**Tarea planteada a**
Indica si cada afirmación coincide con el texto sobre la política exterior mexicana y cita las palabras del texto que lo deciden: (i) la no intervención y la autodeterminación de los pueblos figuran en el Artículo 89 de la Constitución mexicana; (ii) la Cumbre de las Américas de 2002 se celebró en Guadalajara; (iii) Luis Videgaray era un experto en política exterior.

**Texto dado**
Las nociones de no intervención y el derecho a la autodeterminación de los pueblos quedaron consagrados en la Constitución mexicana en su Artículo 89. Además de esto, la política exterior fue motivo de orgullo gracias a episodios como la recepción de exiliados españoles durante la Guerra Civil, el apoyo a Cuba contra el bloqueo económico de los Estados Unidos o el papel de mediador que desempeñó en los conflictos internos en Centroamérica. Por décadas, la diplomacia mexicana fue reconocida por tirios y troyanos. Desafortunadamente, eso se perdió en el gobierno de Vicente Fox, donde se implementó una política más proactiva pero que buscó congratularse permanentemente con Estados Unidos en detrimento de las relaciones con Latinoamérica. Todos recordamos la falta de diplomacia que hubo durante la Cumbre de las Américas celebrada en Monterrey en 2002, donde Fox, a pesar de su carácter de anfitrión, le recitó a Fidel Castro su famosa petición de "comes y te vas". Una verdadera vergüenza.
Desde ese momento la política exterior mexicana perdió la brújula por años. Los gobiernos de derecha de Vicente Fox y Felipe Calderón no tuvieron oficio diplomático en muchos temas, especialmente en lo concerniente con Cuba y Venezuela. El servilismo con que se comportaban con los Estados Unidos influía de manera proporcional en la forma en que lidiaban con los liderazgos de Fidel Castro y Hugo Chávez. La animadversión ideológica, válida para un simpatizante partidista, no supo acomodarse en las obligaciones diplomáticas que debe tener un jefe de Estado. Aunque el gobierno de Peña Nieto trató de alejarse de estas prácticas, naufragó por completo al final de su mandato cuando la cancillería quedó en las manos de Luis Videgaray, neófito en cuestiones de política exterior como el mismo reconoció. El sometimiento público al todavía candidato Donald Trump y la agresividad con la que se trató al gobierno de Maduro para congraciarse con los Estados Unidos, marcó la etapa final de la política exterior de Peña Nieto.

**Datos proporcionados**
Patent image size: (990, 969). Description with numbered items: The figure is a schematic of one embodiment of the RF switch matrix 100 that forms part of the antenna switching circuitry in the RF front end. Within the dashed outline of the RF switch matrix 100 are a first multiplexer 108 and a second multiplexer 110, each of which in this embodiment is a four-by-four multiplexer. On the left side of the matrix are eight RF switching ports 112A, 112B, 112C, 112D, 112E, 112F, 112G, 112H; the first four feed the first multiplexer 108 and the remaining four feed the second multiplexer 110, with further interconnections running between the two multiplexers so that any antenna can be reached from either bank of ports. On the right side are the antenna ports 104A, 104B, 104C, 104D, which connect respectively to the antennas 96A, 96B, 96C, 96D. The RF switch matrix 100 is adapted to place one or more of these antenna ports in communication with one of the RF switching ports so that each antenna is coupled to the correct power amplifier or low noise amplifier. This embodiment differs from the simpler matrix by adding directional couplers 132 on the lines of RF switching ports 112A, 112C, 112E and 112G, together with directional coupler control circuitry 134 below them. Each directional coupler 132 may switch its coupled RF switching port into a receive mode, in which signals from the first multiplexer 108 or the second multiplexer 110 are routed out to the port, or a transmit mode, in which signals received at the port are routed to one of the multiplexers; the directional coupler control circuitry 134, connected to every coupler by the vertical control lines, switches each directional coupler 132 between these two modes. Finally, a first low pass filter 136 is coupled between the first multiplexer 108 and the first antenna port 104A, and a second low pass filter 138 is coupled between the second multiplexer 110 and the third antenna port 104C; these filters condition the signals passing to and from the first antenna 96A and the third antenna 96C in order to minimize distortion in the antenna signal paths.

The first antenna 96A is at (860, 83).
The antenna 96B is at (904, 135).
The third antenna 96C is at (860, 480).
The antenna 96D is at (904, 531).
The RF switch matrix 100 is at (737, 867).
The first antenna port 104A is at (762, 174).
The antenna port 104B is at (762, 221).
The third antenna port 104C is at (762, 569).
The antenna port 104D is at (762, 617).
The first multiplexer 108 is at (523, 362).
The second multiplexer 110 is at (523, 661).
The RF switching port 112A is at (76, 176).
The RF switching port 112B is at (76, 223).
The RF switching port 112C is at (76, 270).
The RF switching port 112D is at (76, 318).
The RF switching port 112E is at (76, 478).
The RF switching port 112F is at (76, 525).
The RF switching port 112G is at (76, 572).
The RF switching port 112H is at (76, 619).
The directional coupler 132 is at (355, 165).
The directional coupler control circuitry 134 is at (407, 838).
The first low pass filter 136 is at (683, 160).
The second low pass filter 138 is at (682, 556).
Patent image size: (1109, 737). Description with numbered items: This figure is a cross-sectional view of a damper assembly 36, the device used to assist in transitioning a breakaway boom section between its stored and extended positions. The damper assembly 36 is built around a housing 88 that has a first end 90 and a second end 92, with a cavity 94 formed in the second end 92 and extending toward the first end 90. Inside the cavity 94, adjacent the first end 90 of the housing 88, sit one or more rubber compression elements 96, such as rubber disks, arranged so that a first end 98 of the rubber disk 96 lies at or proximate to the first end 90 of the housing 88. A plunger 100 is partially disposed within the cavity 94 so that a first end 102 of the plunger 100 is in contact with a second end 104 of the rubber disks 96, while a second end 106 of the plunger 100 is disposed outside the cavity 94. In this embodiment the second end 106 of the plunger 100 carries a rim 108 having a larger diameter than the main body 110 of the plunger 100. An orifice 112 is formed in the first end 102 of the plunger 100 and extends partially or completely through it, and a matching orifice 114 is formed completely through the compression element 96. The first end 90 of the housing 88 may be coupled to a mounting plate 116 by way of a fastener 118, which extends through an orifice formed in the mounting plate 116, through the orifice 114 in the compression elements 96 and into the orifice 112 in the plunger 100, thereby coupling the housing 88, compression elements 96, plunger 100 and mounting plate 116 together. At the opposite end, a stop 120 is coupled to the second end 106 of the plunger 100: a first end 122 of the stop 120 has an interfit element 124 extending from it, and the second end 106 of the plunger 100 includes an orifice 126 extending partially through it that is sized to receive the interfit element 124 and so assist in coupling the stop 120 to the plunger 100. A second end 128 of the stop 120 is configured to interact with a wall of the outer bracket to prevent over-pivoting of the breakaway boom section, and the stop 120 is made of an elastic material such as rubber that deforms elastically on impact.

**Tarea planteada b**
Reescribe, por favor, como lista JSON de cadenas todo lo que va desde el inicio de las filas hasta la línea que contiene "The antenna 96D is at (904, 531).", ambas incluidas. Usa una cadena por línea y omite las líneas en blanco.

**Respuesta correcta a**
(i) Sí: "quedaron consagrados en la Constitución mexicana en su Artículo 89".
(ii) No: "la Cumbre de las Américas celebrada en Monterrey en 2002".
(iii) No: "neófito en cuestiones de política exterior como el mismo reconoció".

**Respuesta correcta b**
[
  "Patent image size: (990, 969). Description with numbered items: The figure is a schematic of one embodiment of the RF switch matrix 100 that forms part of the antenna switching circuitry in the RF front end. Within the dashed outline of the RF switch matrix 100 are a first multiplexer 108 and a second multiplexer 110, each of which in this embodiment is a four-by-four multiplexer. On the left side of the matrix are eight RF switching ports 112A, 112B, 112C, 112D, 112E, 112F, 112G, 112H; the first four feed the first multiplexer 108 and the remaining four feed the second multiplexer 110, with further interconnections running between the two multiplexers so that any antenna can be reached from either bank of ports. On the right side are the antenna ports 104A, 104B, 104C, 104D, which connect respectively to the antennas 96A, 96B, 96C, 96D. The RF switch matrix 100 is adapted to place one or more of these antenna ports in communication with one of the RF switching ports so that each antenna is coupled to the correct power amplifier or low noise amplifier. This embodiment differs from the simpler matrix by adding directional couplers 132 on the lines of RF switching ports 112A, 112C, 112E and 112G, together with directional coupler control circuitry 134 below them. Each directional coupler 132 may switch its coupled RF switching port into a receive mode, in which signals from the first multiplexer 108 or the second multiplexer 110 are routed out to the port, or a transmit mode, in which signals received at the port are routed to one of the multiplexers; the directional coupler control circuitry 134, connected to every coupler by the vertical control lines, switches each directional coupler 132 between these two modes. Finally, a first low pass filter 136 is coupled between the first multiplexer 108 and the first antenna port 104A, and a second low pass filter 138 is coupled between the second multiplexer 110 and the third antenna port 104C; these filters condition the signals passing to and from the first antenna 96A and the third antenna 96C in order to minimize distortion in the antenna signal paths.",
  "The first antenna 96A is at (860, 83).",
  "The antenna 96B is at (904, 135).",
  "The third antenna 96C is at (860, 480).",
  "The antenna 96D is at (904, 531)."
]